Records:
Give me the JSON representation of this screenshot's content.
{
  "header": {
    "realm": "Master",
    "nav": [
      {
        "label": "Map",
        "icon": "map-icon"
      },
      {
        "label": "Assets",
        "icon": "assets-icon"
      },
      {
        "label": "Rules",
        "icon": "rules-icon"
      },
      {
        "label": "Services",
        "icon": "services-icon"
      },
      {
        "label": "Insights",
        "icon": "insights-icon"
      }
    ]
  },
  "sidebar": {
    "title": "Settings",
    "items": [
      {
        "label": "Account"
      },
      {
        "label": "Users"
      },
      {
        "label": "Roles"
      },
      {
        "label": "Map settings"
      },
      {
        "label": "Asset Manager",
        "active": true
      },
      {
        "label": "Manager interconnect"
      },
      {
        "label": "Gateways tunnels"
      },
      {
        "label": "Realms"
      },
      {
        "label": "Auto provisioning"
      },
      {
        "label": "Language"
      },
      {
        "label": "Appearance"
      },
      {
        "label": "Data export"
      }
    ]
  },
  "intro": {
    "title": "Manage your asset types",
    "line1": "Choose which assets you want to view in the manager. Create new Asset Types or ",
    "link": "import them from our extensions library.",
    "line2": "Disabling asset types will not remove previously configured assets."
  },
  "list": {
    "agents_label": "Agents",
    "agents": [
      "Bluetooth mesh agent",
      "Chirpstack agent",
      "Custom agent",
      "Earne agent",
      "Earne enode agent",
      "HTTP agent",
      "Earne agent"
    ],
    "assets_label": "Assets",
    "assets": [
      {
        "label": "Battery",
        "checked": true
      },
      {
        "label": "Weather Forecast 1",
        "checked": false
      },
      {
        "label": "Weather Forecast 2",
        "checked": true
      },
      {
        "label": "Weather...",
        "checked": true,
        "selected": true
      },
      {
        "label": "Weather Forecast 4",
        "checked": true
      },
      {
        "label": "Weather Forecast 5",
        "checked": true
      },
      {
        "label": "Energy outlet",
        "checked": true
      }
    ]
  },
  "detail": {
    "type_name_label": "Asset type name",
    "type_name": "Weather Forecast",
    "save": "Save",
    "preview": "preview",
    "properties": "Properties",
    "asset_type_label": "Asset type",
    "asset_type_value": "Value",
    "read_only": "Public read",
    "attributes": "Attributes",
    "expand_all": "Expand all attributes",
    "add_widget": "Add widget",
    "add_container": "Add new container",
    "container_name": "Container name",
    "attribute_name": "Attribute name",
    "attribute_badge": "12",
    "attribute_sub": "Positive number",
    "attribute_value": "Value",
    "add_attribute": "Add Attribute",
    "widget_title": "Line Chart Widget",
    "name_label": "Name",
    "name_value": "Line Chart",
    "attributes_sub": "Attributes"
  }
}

→ **EXERCISE**: Recite the full listing above exactly.

→ **SOLUTION**:
Give me the JSON representation of this screenshot's content.
{
  "header": {
    "realm": "Master",
    "nav": [
      {
        "label": "Map",
        "icon": "map-icon"
      },
      {
        "label": "Assets",
        "icon": "assets-icon"
      },
      {
        "label": "Rules",
        "icon": "rules-icon"
      },
      {
        "label": "Services",
        "icon": "services-icon"
      },
      {
        "label": "Insights",
        "icon": "insights-icon"
      }
    ]
  },
  "sidebar": {
    "title": "Settings",
    "items": [
      {
        "label": "Account"
      },
      {
        "label": "Users"
      },
      {
        "label": "Roles"
      },
      {
        "label": "Map settings"
      },
      {
        "label": "Asset Manager",
        "active": true
      },
      {
        "label": "Manager interconnect"
      },
      {
        "label": "Gateways tunnels"
      },
      {
        "label": "Realms"
      },
      {
        "label": "Auto provisioning"
      },
      {
        "label": "Language"
      },
      {
        "label": "Appearance"
      },
      {
        "label": "Data export"
      }
    ]
  },
  "intro": {
    "title": "Manage your asset types",
    "line1": "Choose which assets you want to view in the manager. Create new Asset Types or ",
    "link": "import them from our extensions library.",
    "line2": "Disabling asset types will not remove previously configured assets."
  },
  "list": {
    "agents_label": "Agents",
    "agents": [
      "Bluetooth mesh agent",
      "Chirpstack agent",
      "Custom agent",
      "Earne agent",
      "Earne enode agent",
      "HTTP agent",
      "Earne agent"
    ],
    "assets_label": "Assets",
    "assets": [
      {
        "label": "Battery",
        "checked": true
      },
      {
        "label": "Weather Forecast 1",
        "checked": false
      },
      {
        "label": "Weather Forecast 2",
        "checked": true
      },
      {
        "label": "Weather...",
        "checked": true,
        "selected": true
      },
      {
        "label": "Weather Forecast 4",
        "checked": true
      },
      {
        "label": "Weather Forecast 5",
        "checked": true
      },
      {
        "label": "Energy outlet",
        "checked": true
      }
    ]
  },
  "detail": {
    "type_name_label": "Asset type name",
    "type_name": "Weather Forecast",
    "save": "Save",
    "preview": "preview",
    "properties": "Properties",
    "asset_type_label": "Asset type",
    "asset_type_value": "Value",
    "read_only": "Public read",
    "attributes": "Attributes",
    "expand_all": "Expand all attributes",
    "add_widget": "Add widget",
    "add_container": "Add new container",
    "container_name": "Container name",
    "attribute_name": "Attribute name",
    "attribute_badge": "12",
    "attribute_sub": "Positive number",
    "attribute_value": "Value",
    "add_attribute": "Add Attribute",
    "widget_title": "Line Chart Widget",
    "name_label": "Name",
    "name_value": "Line Chart",
    "attributes_sub": "Attributes"
  }
}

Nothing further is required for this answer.